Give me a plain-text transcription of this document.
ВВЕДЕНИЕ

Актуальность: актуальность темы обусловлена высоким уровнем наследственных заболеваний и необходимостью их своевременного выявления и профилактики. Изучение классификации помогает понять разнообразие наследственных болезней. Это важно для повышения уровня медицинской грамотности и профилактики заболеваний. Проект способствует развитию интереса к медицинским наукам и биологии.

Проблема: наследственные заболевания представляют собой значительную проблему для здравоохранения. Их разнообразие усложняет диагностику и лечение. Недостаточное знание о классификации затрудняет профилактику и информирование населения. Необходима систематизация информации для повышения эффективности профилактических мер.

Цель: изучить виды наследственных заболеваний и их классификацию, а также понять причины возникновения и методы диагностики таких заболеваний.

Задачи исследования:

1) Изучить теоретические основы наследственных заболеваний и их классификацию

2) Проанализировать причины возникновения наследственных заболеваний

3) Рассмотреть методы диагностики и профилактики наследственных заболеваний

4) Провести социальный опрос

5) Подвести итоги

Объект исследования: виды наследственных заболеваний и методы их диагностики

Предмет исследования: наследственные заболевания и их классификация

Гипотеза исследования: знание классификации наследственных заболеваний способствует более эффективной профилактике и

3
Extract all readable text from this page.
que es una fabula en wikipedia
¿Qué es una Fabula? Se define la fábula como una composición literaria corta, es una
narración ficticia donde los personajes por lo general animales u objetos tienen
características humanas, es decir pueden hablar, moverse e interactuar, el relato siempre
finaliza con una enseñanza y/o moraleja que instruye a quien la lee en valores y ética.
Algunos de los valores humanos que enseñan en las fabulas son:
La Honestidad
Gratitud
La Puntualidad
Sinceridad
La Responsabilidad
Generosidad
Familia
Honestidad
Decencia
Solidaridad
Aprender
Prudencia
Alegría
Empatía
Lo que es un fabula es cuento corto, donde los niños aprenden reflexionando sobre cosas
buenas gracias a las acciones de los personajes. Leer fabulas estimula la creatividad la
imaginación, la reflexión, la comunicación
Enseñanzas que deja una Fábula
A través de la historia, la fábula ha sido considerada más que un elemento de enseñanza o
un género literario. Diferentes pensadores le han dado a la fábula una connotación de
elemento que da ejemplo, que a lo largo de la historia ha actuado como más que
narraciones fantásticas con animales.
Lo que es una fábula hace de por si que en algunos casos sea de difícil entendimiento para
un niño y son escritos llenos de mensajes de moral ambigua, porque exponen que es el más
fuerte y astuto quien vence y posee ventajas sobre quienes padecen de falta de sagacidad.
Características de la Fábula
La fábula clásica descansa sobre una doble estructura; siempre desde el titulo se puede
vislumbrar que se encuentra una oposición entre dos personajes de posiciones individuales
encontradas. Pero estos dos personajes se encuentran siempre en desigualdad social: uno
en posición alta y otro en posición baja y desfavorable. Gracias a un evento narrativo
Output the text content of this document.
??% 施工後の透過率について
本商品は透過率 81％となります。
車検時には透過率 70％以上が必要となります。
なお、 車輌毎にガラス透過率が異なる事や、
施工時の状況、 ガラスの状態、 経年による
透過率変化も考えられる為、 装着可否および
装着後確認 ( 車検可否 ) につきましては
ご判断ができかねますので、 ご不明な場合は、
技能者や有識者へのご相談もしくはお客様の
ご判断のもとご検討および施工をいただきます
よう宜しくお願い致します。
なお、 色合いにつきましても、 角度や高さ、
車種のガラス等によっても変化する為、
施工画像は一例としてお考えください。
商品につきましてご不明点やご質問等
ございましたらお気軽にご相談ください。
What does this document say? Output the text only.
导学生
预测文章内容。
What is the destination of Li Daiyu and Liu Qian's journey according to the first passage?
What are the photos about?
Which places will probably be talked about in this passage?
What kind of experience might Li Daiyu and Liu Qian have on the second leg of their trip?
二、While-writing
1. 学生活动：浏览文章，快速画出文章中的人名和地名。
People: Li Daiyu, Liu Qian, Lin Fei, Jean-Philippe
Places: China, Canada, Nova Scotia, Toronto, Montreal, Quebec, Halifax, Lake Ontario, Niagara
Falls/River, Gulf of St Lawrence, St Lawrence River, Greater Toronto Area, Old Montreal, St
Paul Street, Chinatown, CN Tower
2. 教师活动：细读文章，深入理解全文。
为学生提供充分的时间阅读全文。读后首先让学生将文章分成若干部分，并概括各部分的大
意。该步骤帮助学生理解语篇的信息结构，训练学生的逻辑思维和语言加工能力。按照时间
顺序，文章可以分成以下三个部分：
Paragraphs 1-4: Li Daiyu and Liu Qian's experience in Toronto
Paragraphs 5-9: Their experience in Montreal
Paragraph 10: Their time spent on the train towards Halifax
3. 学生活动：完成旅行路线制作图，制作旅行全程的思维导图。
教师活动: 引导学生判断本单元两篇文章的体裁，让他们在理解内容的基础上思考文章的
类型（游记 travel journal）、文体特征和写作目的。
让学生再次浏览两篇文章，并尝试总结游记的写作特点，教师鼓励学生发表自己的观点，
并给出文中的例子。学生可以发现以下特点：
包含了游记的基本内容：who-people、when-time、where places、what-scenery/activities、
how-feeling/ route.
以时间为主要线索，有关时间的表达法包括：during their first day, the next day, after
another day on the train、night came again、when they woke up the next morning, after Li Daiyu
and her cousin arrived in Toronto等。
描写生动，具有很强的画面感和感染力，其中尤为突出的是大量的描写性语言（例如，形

▶ **TASK REQUIREMENTS**
All of the material above needs to be retyped word for word.

▶ **ANSWER TO THIS TASK**
Give me a plain-text transcription of this document.
ВВЕДЕНИЕ

Актуальность: актуальность темы обусловлена высоким уровнем наследственных заболеваний и необходимостью их своевременного выявления и профилактики. Изучение классификации помогает понять разнообразие наследственных болезней. Это важно для повышения уровня медицинской грамотности и профилактики заболеваний. Проект способствует развитию интереса к медицинским наукам и биологии.

Проблема: наследственные заболевания представляют собой значительную проблему для здравоохранения. Их разнообразие усложняет диагностику и лечение. Недостаточное знание о классификации затрудняет профилактику и информирование населения. Необходима систематизация информации для повышения эффективности профилактических мер.

Цель: изучить виды наследственных заболеваний и их классификацию, а также понять причины возникновения и методы диагностики таких заболеваний.

Задачи исследования:

1) Изучить теоретические основы наследственных заболеваний и их классификацию

2) Проанализировать причины возникновения наследственных заболеваний

3) Рассмотреть методы диагностики и профилактики наследственных заболеваний

4) Провести социальный опрос

5) Подвести итоги

Объект исследования: виды наследственных заболеваний и методы их диагностики

Предмет исследования: наследственные заболевания и их классификация

Гипотеза исследования: знание классификации наследственных заболеваний способствует более эффективной профилактике и

3
Extract all readable text from this page.
que es una fabula en wikipedia
¿Qué es una Fabula? Se define la fábula como una composición literaria corta, es una
narración ficticia donde los personajes por lo general animales u objetos tienen
características humanas, es decir pueden hablar, moverse e interactuar, el relato siempre
finaliza con una enseñanza y/o moraleja que instruye a quien la lee en valores y ética.
Algunos de los valores humanos que enseñan en las fabulas son:
La Honestidad
Gratitud
La Puntualidad
Sinceridad
La Responsabilidad
Generosidad
Familia
Honestidad
Decencia
Solidaridad
Aprender
Prudencia
Alegría
Empatía
Lo que es un fabula es cuento corto, donde los niños aprenden reflexionando sobre cosas
buenas gracias a las acciones de los personajes. Leer fabulas estimula la creatividad la
imaginación, la reflexión, la comunicación
Enseñanzas que deja una Fábula
A través de la historia, la fábula ha sido considerada más que un elemento de enseñanza o
un género literario. Diferentes pensadores le han dado a la fábula una connotación de
elemento que da ejemplo, que a lo largo de la historia ha actuado como más que
narraciones fantásticas con animales.
Lo que es una fábula hace de por si que en algunos casos sea de difícil entendimiento para
un niño y son escritos llenos de mensajes de moral ambigua, porque exponen que es el más
fuerte y astuto quien vence y posee ventajas sobre quienes padecen de falta de sagacidad.
Características de la Fábula
La fábula clásica descansa sobre una doble estructura; siempre desde el titulo se puede
vislumbrar que se encuentra una oposición entre dos personajes de posiciones individuales
encontradas. Pero estos dos personajes se encuentran siempre en desigualdad social: uno
en posición alta y otro en posición baja y desfavorable. Gracias a un evento narrativo
Output the text content of this document.
??% 施工後の透過率について
本商品は透過率 81％となります。
車検時には透過率 70％以上が必要となります。
なお、 車輌毎にガラス透過率が異なる事や、
施工時の状況、 ガラスの状態、 経年による
透過率変化も考えられる為、 装着可否および
装着後確認 ( 車検可否 ) につきましては
ご判断ができかねますので、 ご不明な場合は、
技能者や有識者へのご相談もしくはお客様の
ご判断のもとご検討および施工をいただきます
よう宜しくお願い致します。
なお、 色合いにつきましても、 角度や高さ、
車種のガラス等によっても変化する為、
施工画像は一例としてお考えください。
商品につきましてご不明点やご質問等
ございましたらお気軽にご相談ください。
What does this document say? Output the text only.
导学生
预测文章内容。
What is the destination of Li Daiyu and Liu Qian's journey according to the first passage?
What are the photos about?
Which places will probably be talked about in this passage?
What kind of experience might Li Daiyu and Liu Qian have on the second leg of their trip?
二、While-writing
1. 学生活动：浏览文章，快速画出文章中的人名和地名。
People: Li Daiyu, Liu Qian, Lin Fei, Jean-Philippe
Places: China, Canada, Nova Scotia, Toronto, Montreal, Quebec, Halifax, Lake Ontario, Niagara
Falls/River, Gulf of St Lawrence, St Lawrence River, Greater Toronto Area, Old Montreal, St
Paul Street, Chinatown, CN Tower
2. 教师活动：细读文章，深入理解全文。
为学生提供充分的时间阅读全文。读后首先让学生将文章分成若干部分，并概括各部分的大
意。该步骤帮助学生理解语篇的信息结构，训练学生的逻辑思维和语言加工能力。按照时间
顺序，文章可以分成以下三个部分：
Paragraphs 1-4: Li Daiyu and Liu Qian's experience in Toronto
Paragraphs 5-9: Their experience in Montreal
Paragraph 10: Their time spent on the train towards Halifax
3. 学生活动：完成旅行路线制作图，制作旅行全程的思维导图。
教师活动: 引导学生判断本单元两篇文章的体裁，让他们在理解内容的基础上思考文章的
类型（游记 travel journal）、文体特征和写作目的。
让学生再次浏览两篇文章，并尝试总结游记的写作特点，教师鼓励学生发表自己的观点，
并给出文中的例子。学生可以发现以下特点：
包含了游记的基本内容：who-people、when-time、where places、what-scenery/activities、
how-feeling/ route.
以时间为主要线索，有关时间的表达法包括：during their first day, the next day, after
another day on the train、night came again、when they woke up the next morning, after Li Daiyu
and her cousin arrived in Toronto等。
描写生动，具有很强的画面感和感染力，其中尤为突出的是大量的描写性语言（例如，形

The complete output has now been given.